> Stored entries
--*--

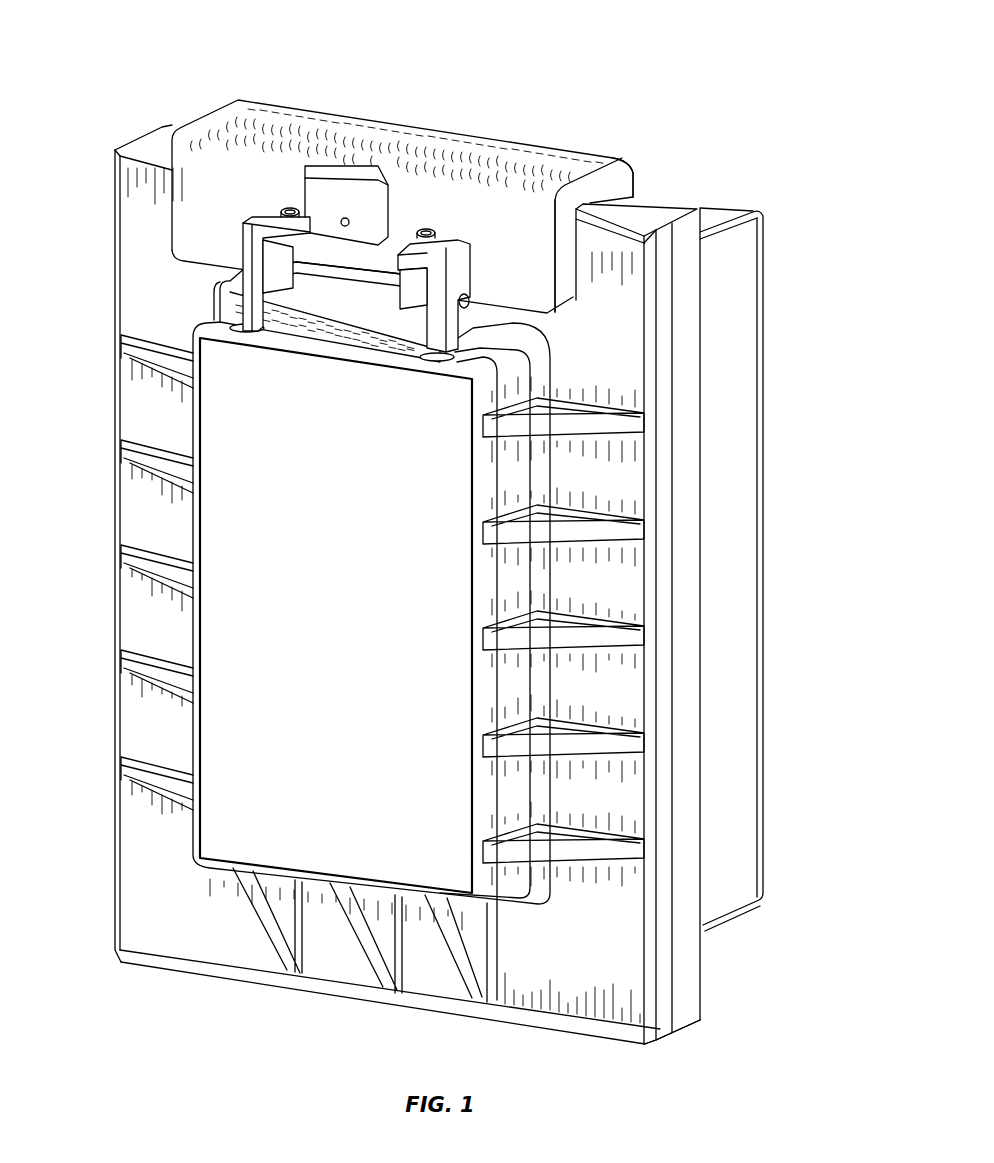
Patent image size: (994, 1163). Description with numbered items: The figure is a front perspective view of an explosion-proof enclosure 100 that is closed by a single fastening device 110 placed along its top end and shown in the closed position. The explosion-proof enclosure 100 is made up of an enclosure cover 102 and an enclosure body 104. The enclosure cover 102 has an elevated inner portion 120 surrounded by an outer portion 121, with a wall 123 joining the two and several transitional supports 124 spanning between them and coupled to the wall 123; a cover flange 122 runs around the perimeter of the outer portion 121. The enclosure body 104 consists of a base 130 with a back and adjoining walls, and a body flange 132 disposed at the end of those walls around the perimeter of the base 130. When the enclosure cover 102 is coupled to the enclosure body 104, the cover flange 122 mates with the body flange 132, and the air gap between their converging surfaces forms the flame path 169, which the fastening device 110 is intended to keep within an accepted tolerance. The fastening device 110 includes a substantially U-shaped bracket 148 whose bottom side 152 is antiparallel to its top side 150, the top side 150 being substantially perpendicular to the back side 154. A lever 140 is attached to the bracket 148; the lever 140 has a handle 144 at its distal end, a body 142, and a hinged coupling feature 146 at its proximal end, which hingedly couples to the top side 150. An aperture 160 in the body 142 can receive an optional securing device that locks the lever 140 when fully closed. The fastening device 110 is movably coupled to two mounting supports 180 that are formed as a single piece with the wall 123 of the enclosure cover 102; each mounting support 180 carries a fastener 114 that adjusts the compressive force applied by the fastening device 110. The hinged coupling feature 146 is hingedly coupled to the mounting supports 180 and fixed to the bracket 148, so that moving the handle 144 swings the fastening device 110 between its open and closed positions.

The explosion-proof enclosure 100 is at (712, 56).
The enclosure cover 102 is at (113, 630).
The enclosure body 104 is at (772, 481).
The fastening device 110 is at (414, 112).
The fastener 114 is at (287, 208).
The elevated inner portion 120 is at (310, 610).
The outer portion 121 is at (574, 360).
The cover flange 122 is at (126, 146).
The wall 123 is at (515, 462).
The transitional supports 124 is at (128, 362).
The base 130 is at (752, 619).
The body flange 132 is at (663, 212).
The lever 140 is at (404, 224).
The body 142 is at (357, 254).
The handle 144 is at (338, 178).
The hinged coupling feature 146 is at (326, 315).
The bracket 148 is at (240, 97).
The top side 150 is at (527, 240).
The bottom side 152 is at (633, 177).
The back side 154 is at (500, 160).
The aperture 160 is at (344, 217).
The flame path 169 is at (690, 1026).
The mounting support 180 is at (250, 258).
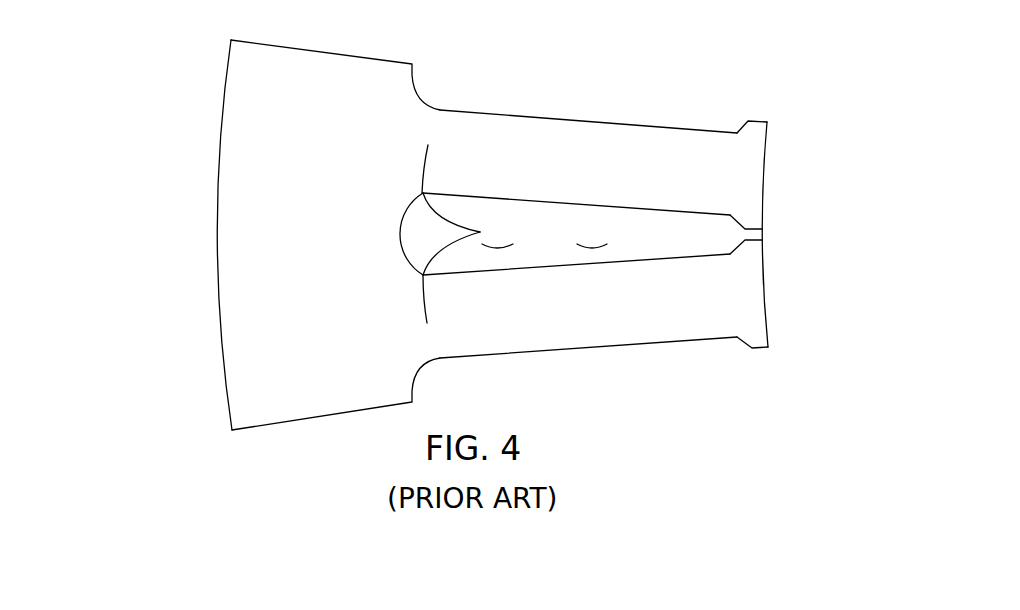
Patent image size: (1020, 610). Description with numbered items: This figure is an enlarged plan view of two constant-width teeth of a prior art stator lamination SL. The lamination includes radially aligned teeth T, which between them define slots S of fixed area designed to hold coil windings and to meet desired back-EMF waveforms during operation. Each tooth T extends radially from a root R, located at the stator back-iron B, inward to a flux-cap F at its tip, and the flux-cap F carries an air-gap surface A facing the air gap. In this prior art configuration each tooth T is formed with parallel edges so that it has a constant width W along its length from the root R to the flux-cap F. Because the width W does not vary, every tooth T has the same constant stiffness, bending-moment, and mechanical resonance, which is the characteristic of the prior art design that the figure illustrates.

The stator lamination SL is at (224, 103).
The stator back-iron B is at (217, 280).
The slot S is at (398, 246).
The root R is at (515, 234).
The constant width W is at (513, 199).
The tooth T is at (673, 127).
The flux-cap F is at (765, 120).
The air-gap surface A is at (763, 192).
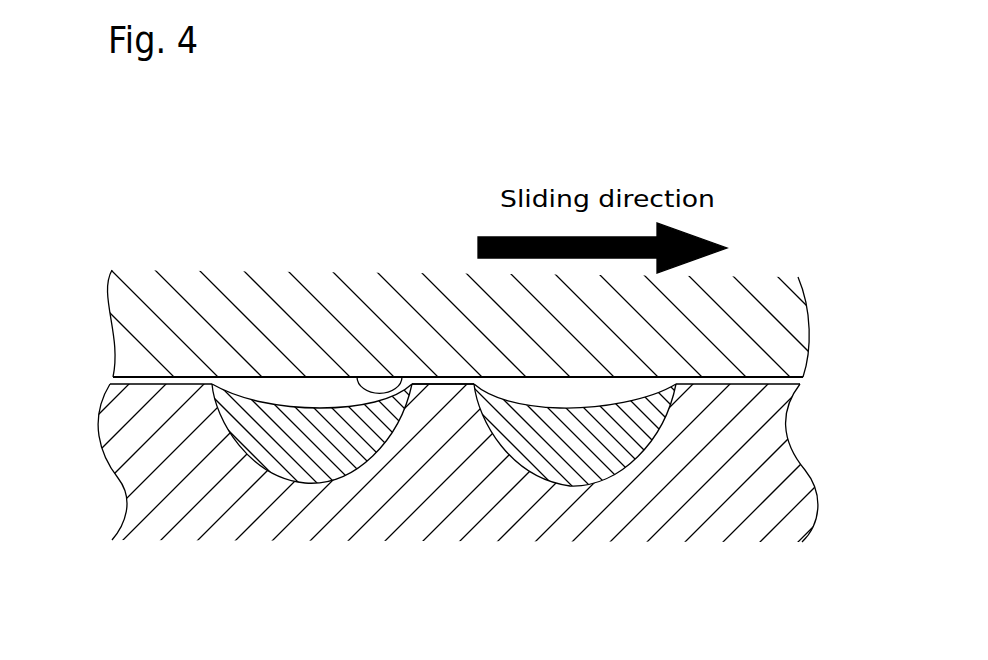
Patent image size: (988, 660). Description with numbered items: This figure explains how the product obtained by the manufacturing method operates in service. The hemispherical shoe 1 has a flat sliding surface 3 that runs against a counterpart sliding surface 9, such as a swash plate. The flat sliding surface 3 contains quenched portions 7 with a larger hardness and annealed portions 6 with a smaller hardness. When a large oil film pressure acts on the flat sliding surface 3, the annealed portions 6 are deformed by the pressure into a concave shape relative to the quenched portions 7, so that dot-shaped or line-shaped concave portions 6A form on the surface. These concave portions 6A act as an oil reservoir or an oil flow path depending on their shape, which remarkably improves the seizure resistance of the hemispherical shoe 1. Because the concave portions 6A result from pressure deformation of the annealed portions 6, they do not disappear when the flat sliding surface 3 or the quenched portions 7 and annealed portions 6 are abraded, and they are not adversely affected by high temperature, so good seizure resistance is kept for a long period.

--*--

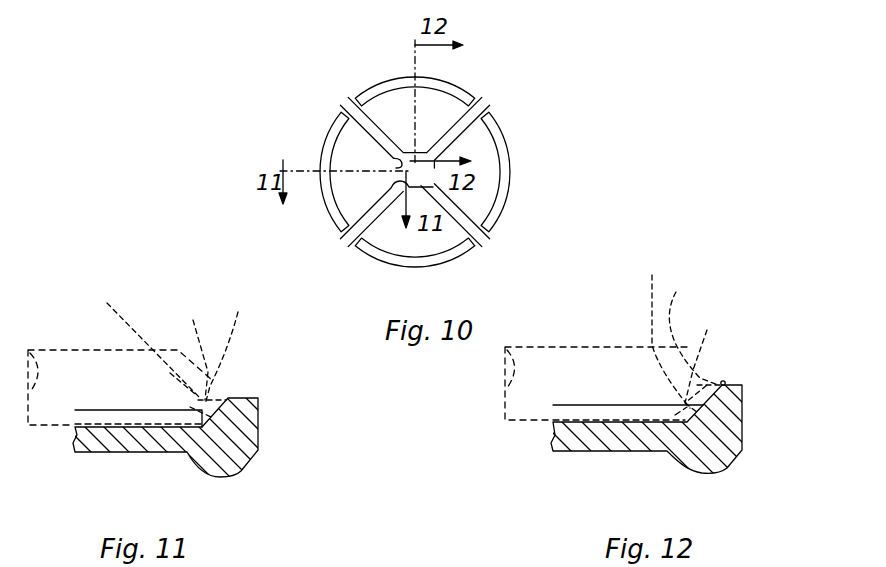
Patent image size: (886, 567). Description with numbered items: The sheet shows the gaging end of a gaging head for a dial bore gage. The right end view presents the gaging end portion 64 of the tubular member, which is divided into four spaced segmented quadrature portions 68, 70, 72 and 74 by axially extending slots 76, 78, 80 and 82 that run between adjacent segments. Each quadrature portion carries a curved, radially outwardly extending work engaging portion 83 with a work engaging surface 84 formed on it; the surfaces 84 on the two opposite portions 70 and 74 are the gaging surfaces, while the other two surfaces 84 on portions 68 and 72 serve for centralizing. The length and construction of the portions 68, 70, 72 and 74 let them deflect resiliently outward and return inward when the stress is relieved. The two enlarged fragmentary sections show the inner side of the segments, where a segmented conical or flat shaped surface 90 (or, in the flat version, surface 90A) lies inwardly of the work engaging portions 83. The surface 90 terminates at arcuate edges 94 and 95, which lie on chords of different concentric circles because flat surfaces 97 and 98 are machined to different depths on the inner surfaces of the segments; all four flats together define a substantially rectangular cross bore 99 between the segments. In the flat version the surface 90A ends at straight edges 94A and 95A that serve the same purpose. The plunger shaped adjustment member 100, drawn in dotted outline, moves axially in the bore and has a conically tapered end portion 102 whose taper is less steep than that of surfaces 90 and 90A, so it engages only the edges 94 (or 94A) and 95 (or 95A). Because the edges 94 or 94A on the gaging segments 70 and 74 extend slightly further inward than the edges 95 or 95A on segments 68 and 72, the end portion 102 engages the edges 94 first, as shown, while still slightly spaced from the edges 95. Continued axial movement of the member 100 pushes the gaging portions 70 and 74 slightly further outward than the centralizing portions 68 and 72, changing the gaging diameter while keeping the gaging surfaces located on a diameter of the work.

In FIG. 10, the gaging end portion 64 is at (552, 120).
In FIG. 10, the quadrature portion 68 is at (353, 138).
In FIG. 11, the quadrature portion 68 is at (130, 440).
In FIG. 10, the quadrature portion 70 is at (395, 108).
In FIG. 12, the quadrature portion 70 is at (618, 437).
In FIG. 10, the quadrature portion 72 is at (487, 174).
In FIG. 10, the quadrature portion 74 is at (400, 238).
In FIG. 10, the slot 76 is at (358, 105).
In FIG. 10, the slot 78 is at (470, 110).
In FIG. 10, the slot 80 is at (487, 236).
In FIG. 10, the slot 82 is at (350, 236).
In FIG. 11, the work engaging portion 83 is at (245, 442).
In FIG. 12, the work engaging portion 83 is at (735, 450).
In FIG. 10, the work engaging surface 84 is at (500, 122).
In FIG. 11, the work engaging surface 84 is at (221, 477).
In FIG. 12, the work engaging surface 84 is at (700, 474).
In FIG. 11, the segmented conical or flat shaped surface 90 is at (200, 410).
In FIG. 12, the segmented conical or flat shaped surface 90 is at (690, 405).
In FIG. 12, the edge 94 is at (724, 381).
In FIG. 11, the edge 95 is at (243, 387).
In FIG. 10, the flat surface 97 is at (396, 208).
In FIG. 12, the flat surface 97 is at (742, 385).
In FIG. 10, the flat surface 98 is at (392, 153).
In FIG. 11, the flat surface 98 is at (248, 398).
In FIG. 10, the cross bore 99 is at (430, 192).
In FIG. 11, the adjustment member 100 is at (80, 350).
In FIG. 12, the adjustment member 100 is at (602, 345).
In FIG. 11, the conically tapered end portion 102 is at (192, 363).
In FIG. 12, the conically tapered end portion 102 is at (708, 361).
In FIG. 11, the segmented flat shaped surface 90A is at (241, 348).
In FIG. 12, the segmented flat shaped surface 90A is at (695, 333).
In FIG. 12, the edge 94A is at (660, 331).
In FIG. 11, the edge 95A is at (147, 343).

--*--

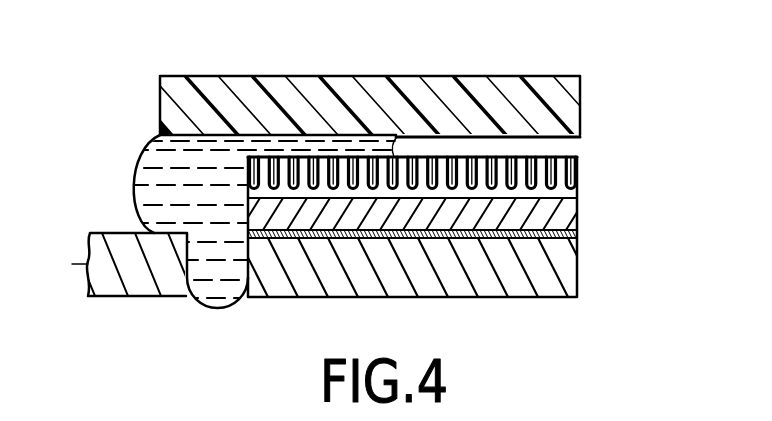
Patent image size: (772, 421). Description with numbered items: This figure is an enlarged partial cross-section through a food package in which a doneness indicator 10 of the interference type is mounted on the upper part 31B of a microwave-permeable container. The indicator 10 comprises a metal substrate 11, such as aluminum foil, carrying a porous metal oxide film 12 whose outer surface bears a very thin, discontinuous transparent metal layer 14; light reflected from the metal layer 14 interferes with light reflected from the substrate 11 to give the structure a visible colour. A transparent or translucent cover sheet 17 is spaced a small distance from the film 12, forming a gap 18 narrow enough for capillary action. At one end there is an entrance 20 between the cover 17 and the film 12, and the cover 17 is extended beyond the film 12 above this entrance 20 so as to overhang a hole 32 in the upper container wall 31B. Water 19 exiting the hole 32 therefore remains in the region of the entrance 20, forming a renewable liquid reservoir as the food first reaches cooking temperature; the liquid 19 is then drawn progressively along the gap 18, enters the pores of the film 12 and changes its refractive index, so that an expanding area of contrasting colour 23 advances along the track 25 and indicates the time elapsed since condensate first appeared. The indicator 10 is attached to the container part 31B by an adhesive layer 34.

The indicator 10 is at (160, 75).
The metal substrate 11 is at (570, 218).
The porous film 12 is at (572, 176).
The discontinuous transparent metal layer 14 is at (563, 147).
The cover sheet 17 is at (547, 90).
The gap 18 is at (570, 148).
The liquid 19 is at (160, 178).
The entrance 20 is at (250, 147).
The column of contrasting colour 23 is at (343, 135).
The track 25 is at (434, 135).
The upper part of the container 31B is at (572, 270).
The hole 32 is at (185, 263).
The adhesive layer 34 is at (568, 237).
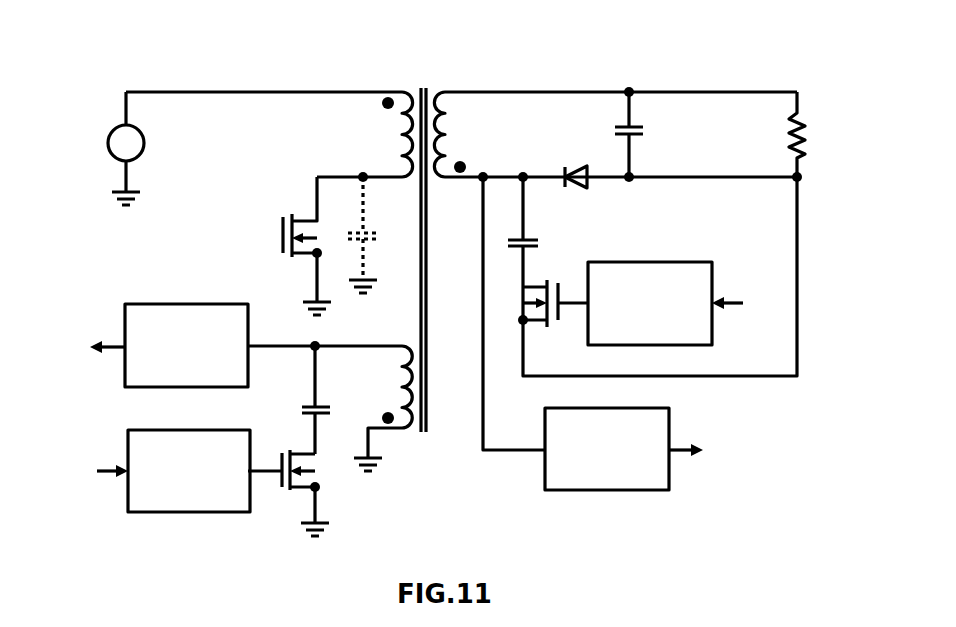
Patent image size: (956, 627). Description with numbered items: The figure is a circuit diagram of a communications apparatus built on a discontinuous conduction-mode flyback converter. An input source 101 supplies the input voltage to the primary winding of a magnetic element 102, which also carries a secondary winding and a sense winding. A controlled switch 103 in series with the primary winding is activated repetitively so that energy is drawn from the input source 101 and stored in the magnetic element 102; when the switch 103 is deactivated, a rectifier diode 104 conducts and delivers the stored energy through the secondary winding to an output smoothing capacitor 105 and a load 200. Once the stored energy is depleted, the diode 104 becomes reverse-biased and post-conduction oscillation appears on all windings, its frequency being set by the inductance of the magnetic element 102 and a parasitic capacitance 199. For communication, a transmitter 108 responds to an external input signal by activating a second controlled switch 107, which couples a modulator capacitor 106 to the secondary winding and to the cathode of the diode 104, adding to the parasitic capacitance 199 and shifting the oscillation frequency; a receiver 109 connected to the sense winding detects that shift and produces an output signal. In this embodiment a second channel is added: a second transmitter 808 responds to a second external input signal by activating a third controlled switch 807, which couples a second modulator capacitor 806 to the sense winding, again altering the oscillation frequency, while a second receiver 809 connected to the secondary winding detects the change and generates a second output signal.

--*--

> Work instructions
Please reproduce the material word for word, from the line containing "Patent image size: (1020, 610)." through the line containing "The air-gap surface A is at (763, 192).".

> Finished answer
Patent image size: (1020, 610). Description with numbered items: This figure is an enlarged plan view of two constant-width teeth of a prior art stator lamination SL. The lamination includes radially aligned teeth T, which between them define slots S of fixed area designed to hold coil windings and to meet desired back-EMF waveforms during operation. Each tooth T extends radially from a root R, located at the stator back-iron B, inward to a flux-cap F at its tip, and the flux-cap F carries an air-gap surface A facing the air gap. In this prior art configuration each tooth T is formed with parallel edges so that it has a constant width W along its length from the root R to the flux-cap F. Because the width W does not vary, every tooth T has the same constant stiffness, bending-moment, and mechanical resonance, which is the characteristic of the prior art design that the figure illustrates.

The stator lamination SL is at (224, 103).
The stator back-iron B is at (217, 280).
The slot S is at (398, 246).
The root R is at (515, 234).
The constant width W is at (513, 199).
The tooth T is at (673, 127).
The flux-cap F is at (765, 120).
The air-gap surface A is at (763, 192).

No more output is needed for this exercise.